— Start of Material —

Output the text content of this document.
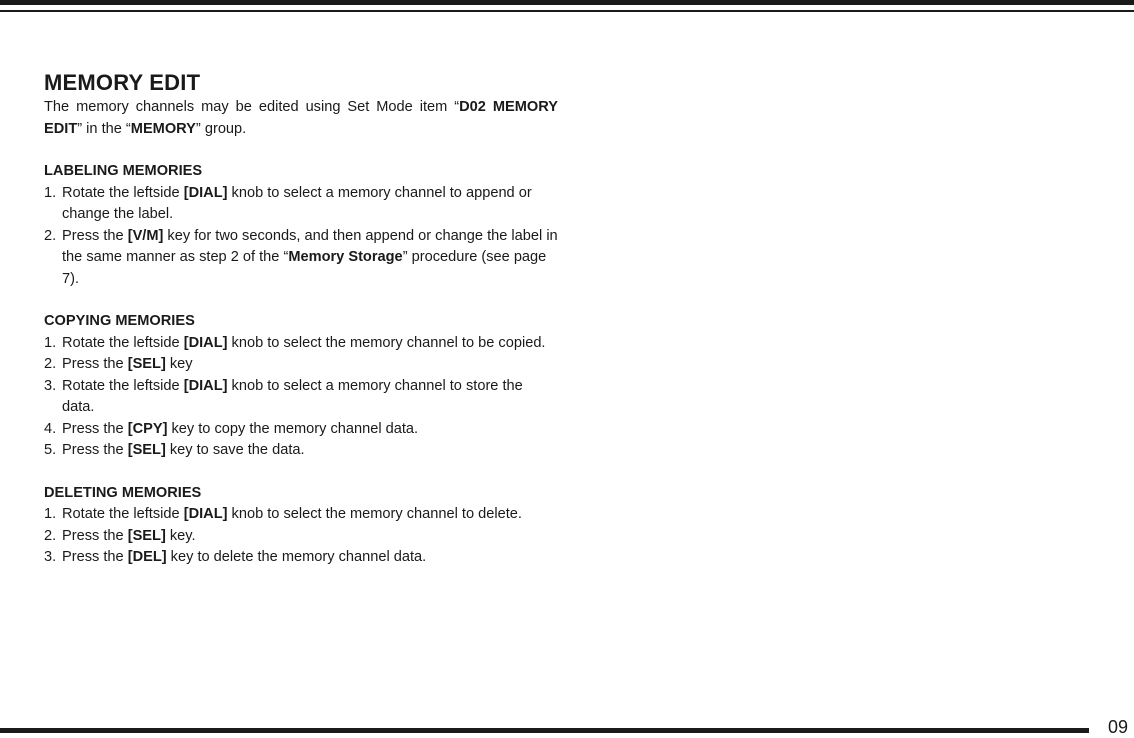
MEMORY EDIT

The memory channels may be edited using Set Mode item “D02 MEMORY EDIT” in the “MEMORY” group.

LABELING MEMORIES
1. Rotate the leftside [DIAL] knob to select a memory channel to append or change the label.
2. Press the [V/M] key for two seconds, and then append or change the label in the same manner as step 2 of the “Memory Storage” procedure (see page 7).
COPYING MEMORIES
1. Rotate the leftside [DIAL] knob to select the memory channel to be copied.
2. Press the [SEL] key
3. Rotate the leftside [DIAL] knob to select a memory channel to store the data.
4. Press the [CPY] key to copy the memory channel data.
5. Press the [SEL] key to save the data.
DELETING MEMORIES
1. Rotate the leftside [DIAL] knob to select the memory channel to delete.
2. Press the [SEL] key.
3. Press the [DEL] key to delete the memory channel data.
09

— End of Material —
— Start of Material —

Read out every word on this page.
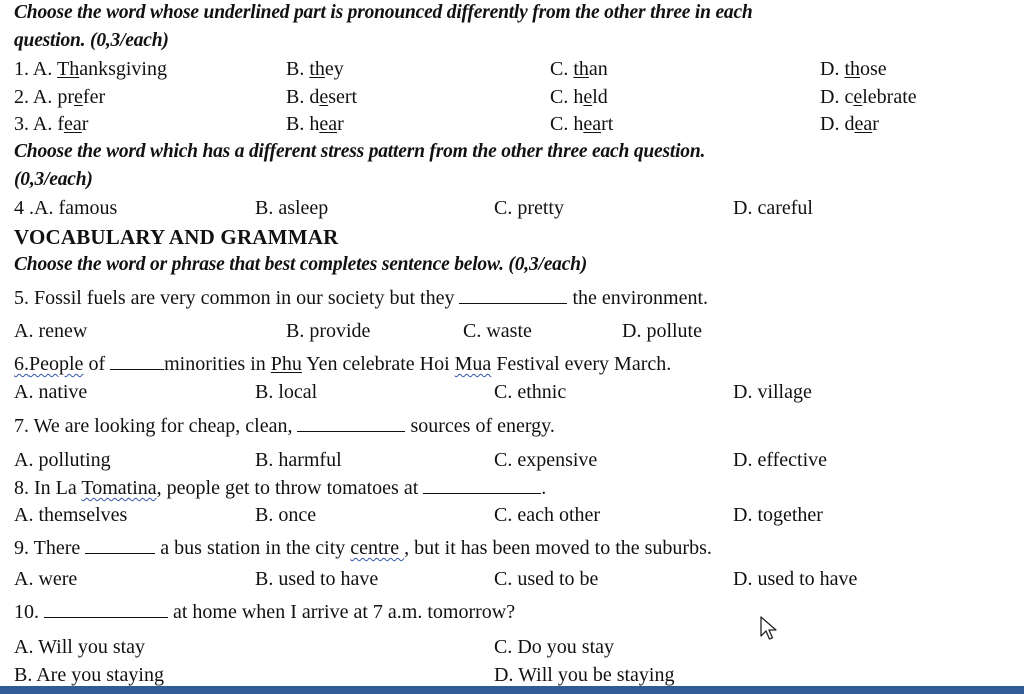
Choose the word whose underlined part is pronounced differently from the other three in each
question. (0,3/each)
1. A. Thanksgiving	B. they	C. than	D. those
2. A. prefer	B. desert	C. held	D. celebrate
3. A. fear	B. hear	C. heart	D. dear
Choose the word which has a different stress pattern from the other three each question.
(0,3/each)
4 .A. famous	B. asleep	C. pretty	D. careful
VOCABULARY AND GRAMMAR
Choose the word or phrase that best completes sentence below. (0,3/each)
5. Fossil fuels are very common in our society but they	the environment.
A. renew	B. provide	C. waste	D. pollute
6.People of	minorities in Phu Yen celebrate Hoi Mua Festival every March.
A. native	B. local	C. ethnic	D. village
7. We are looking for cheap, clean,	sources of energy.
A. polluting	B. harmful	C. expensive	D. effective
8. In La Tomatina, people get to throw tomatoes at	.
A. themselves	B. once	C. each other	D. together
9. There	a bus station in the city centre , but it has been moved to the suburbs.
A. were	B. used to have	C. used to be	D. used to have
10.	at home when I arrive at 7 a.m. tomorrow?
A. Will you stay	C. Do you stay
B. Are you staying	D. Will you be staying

— End of Material —

### Aim of the exercise
Track down the lines that include the word "Press" and copy them.

### Solution
2. Press the [V/M] key for two seconds, and then append or change the label in the same manner as step 2 of the “Memory Storage” procedure (see page 7).
2. Press the [SEL] key
4. Press the [CPY] key to copy the memory channel data.
5. Press the [SEL] key to save the data.
2. Press the [SEL] key.
3. Press the [DEL] key to delete the memory channel data.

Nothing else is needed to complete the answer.